# WHAT TO PRODUCE:
Pull out all lines from the listing below in which the word "regular" appears.

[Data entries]
———

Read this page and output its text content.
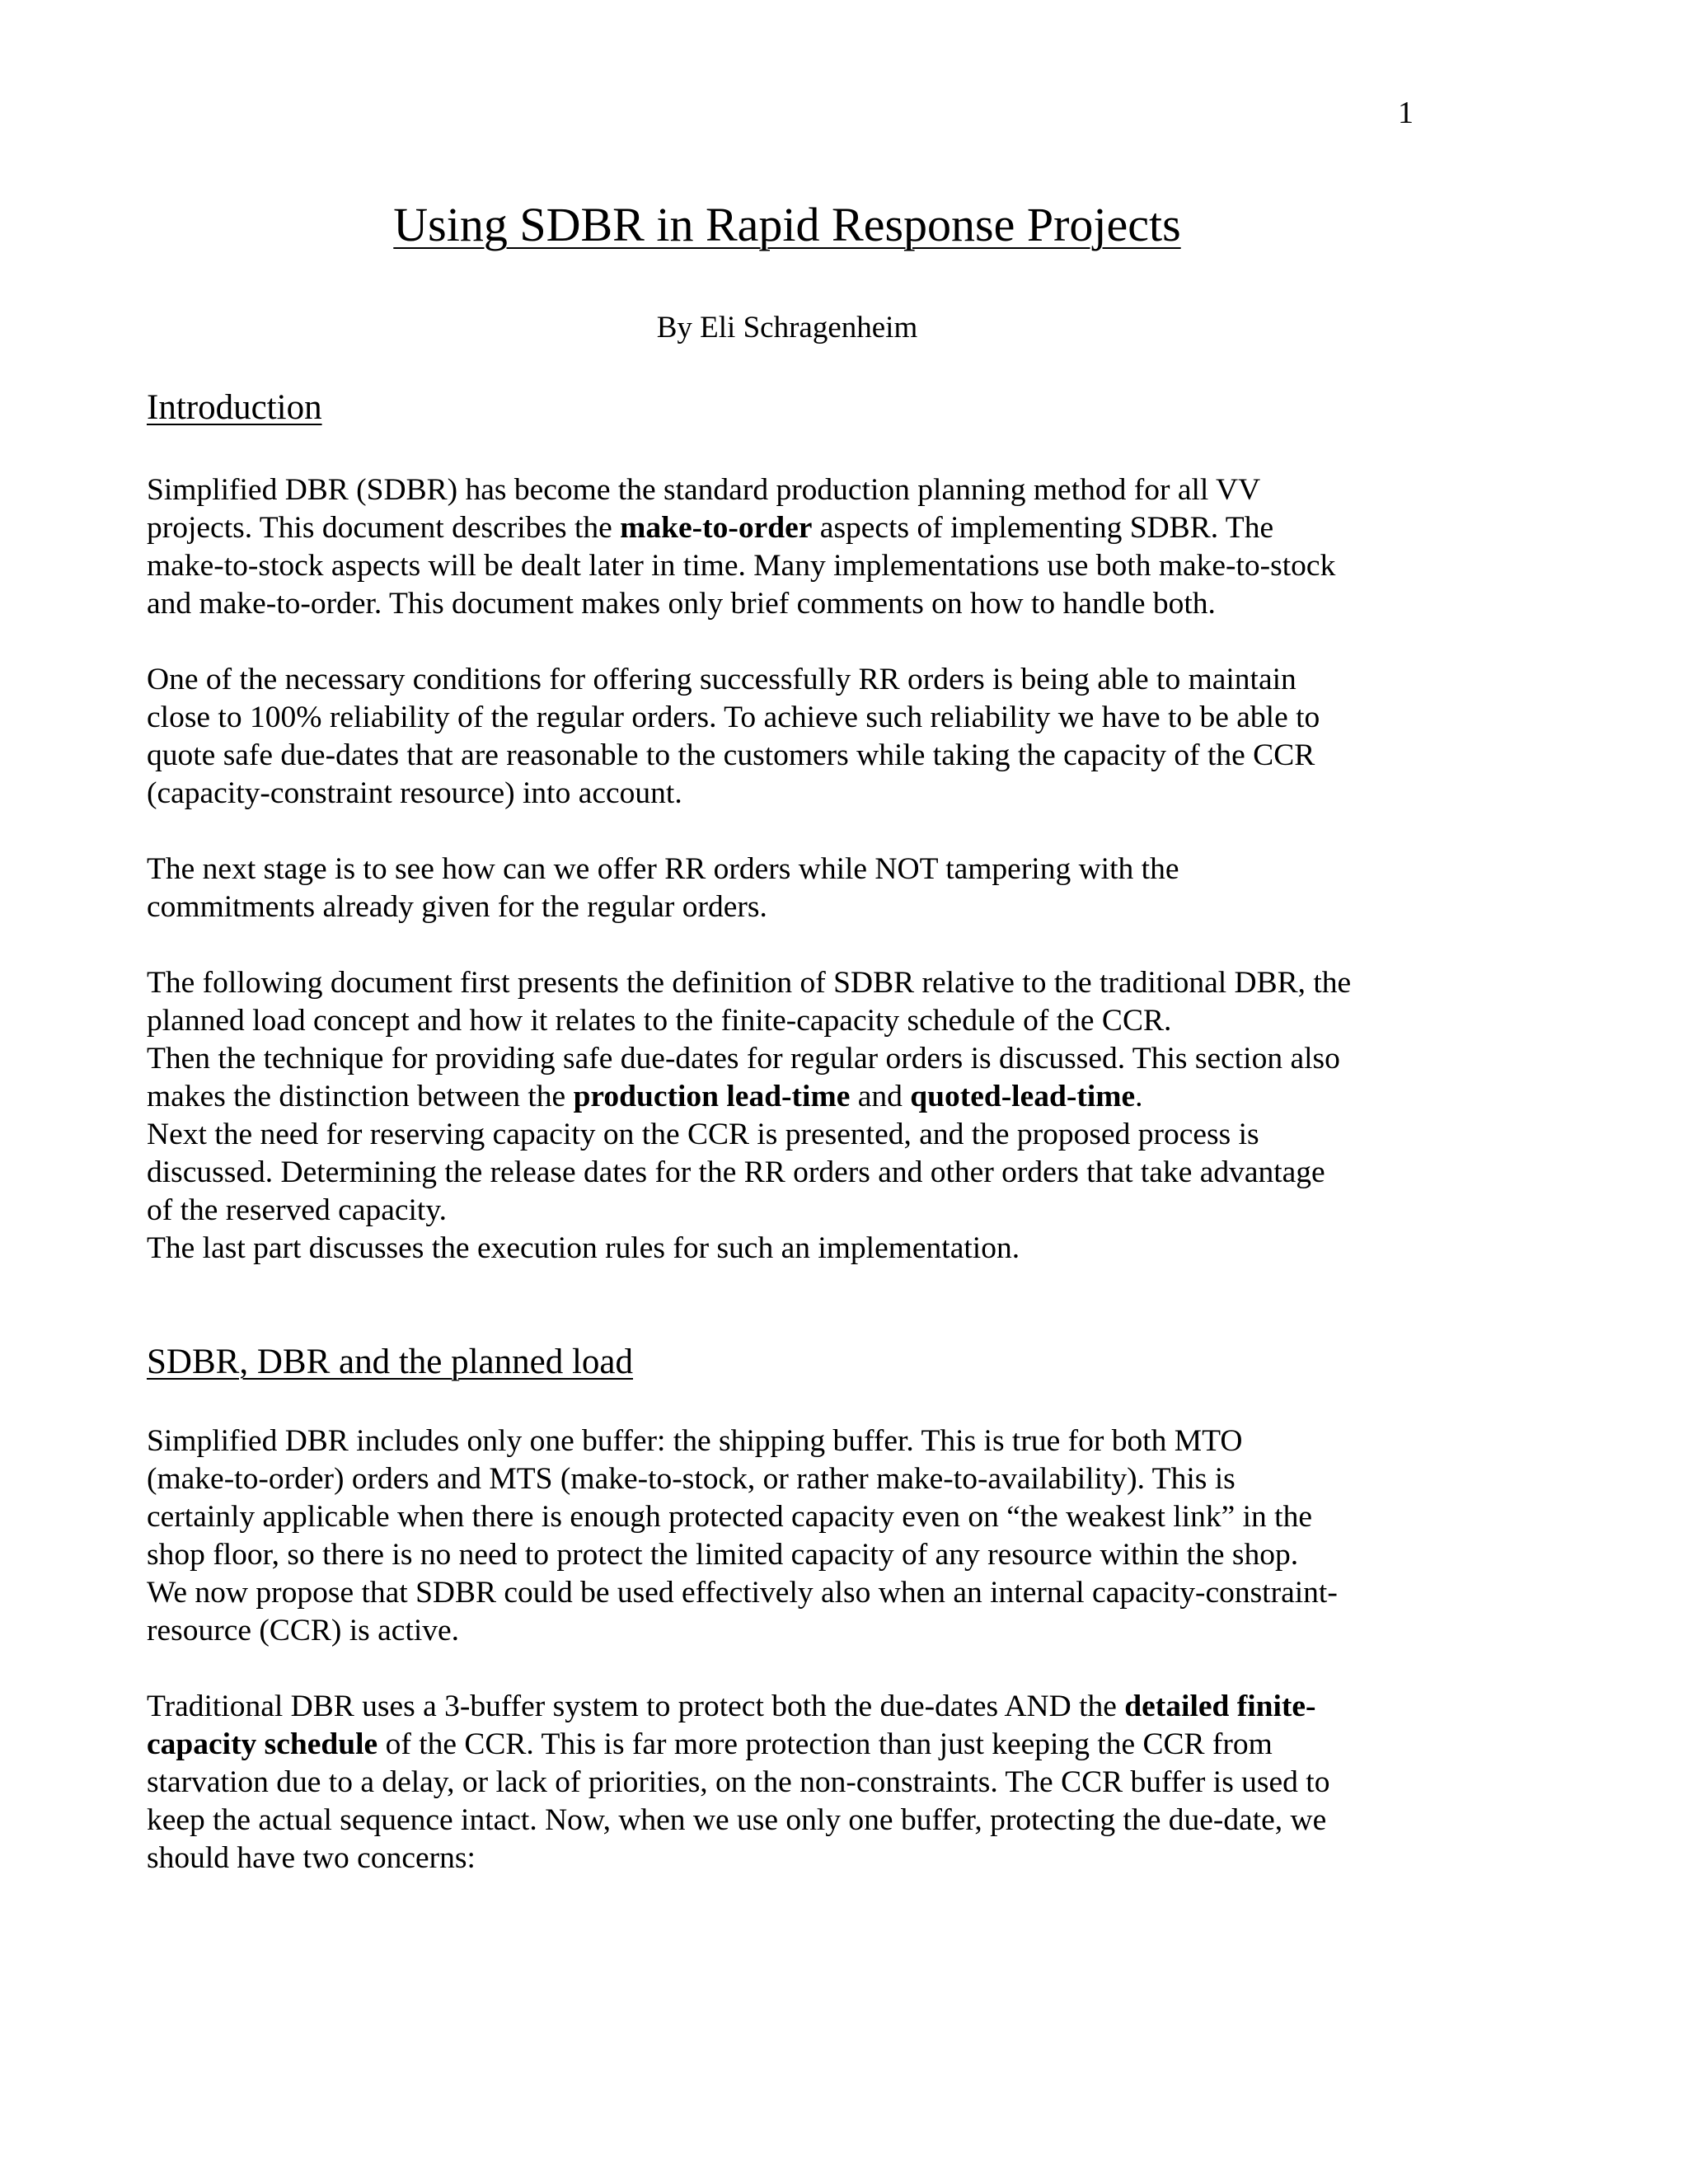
1
Using SDBR in Rapid Response Projects

By Eli Schragenheim

Introduction

Simplified DBR (SDBR) has become the standard production planning method for all VV
projects. This document describes the make-to-order aspects of implementing SDBR. The
make-to-stock aspects will be dealt later in time. Many implementations use both make-to-stock
and make-to-order. This document makes only brief comments on how to handle both.

One of the necessary conditions for offering successfully RR orders is being able to maintain
close to 100% reliability of the regular orders. To achieve such reliability we have to be able to
quote safe due-dates that are reasonable to the customers while taking the capacity of the CCR
(capacity-constraint resource) into account.

The next stage is to see how can we offer RR orders while NOT tampering with the
commitments already given for the regular orders.

The following document first presents the definition of SDBR relative to the traditional DBR, the
planned load concept and how it relates to the finite-capacity schedule of the CCR.
Then the technique for providing safe due-dates for regular orders is discussed. This section also
makes the distinction between the production lead-time and quoted-lead-time.
Next the need for reserving capacity on the CCR is presented, and the proposed process is
discussed. Determining the release dates for the RR orders and other orders that take advantage
of the reserved capacity.
The last part discusses the execution rules for such an implementation.

SDBR, DBR and the planned load

Simplified DBR includes only one buffer: the shipping buffer. This is true for both MTO
(make-to-order) orders and MTS (make-to-stock, or rather make-to-availability). This is
certainly applicable when there is enough protected capacity even on “the weakest link” in the
shop floor, so there is no need to protect the limited capacity of any resource within the shop.
We now propose that SDBR could be used effectively also when an internal capacity-constraint-
resource (CCR) is active.

Traditional DBR uses a 3-buffer system to protect both the due-dates AND the detailed finite-
capacity schedule of the CCR. This is far more protection than just keeping the CCR from
starvation due to a delay, or lack of priorities, on the non-constraints. The CCR buffer is used to
keep the actual sequence intact. Now, when we use only one buffer, protecting the due-date, we
should have two concerns:
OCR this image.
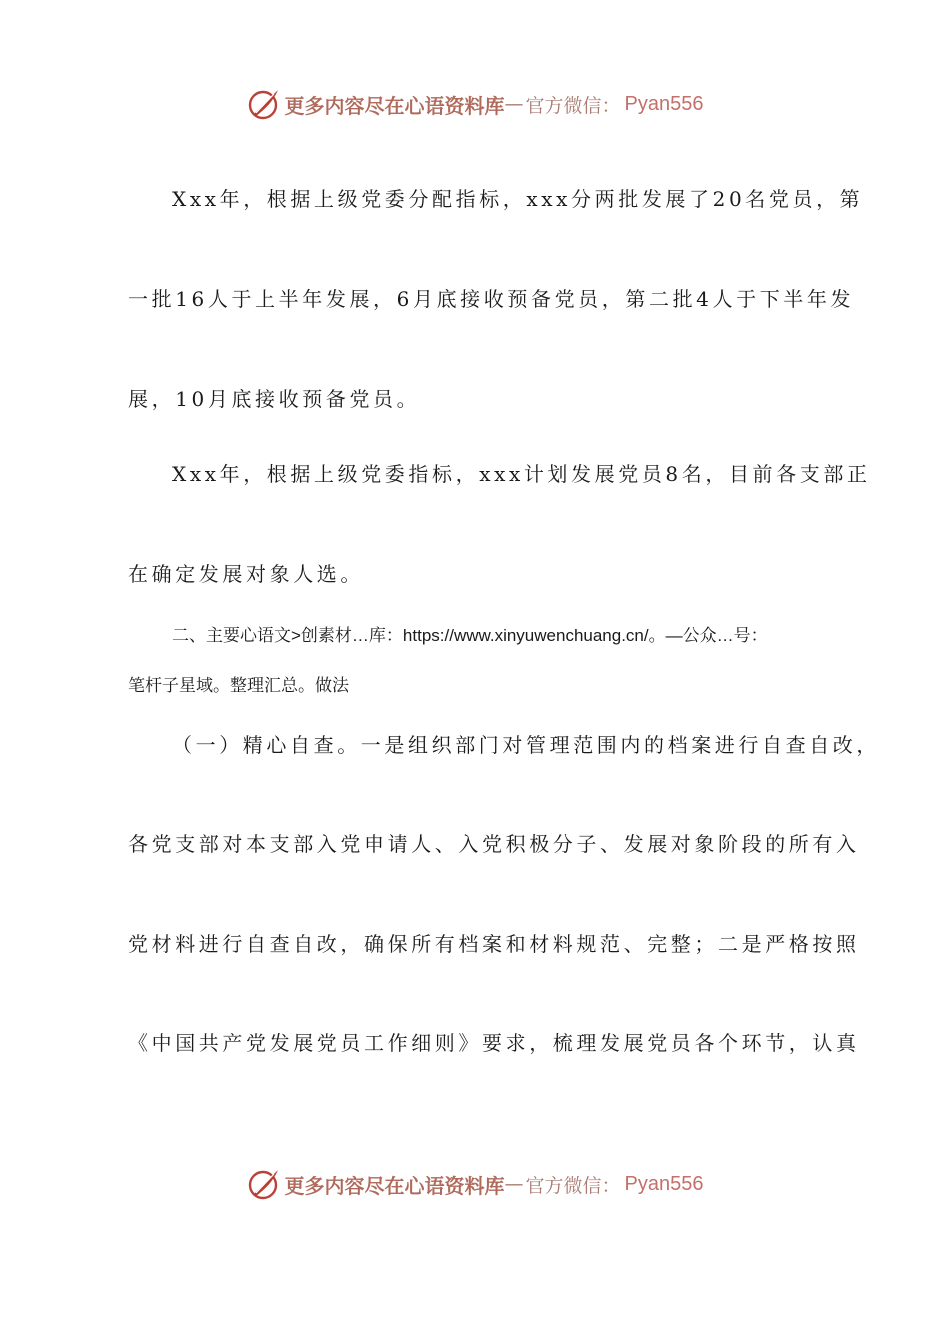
更多内容尽在心语资料库 — 官方微信： Pyan556
Xxx年，根据上级党委分配指标，xxx分两批发展了20名党员，第
一批16人于上半年发展，6月底接收预备党员，第二批4人于下半年发
展，10月底接收预备党员。
Xxx年，根据上级党委指标，xxx计划发展党员8名，目前各支部正
在确定发展对象人选。
二、主要心语文>创素材…库：https://www.xinyuwenchuang.cn/。—公众…号：
笔杆子星域。整理汇总。做法
（一）精心自查。一是组织部门对管理范围内的档案进行自查自改，
各党支部对本支部入党申请人、入党积极分子、发展对象阶段的所有入
党材料进行自查自改，确保所有档案和材料规范、完整；二是严格按照
《中国共产党发展党员工作细则》要求，梳理发展党员各个环节，认真
更多内容尽在心语资料库 — 官方微信： Pyan556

———

# RESPONSE:
close to 100% reliability of the regular orders. To achieve such reliability we have to be able to
commitments already given for the regular orders.
Then the technique for providing safe due-dates for regular orders is discussed. This section also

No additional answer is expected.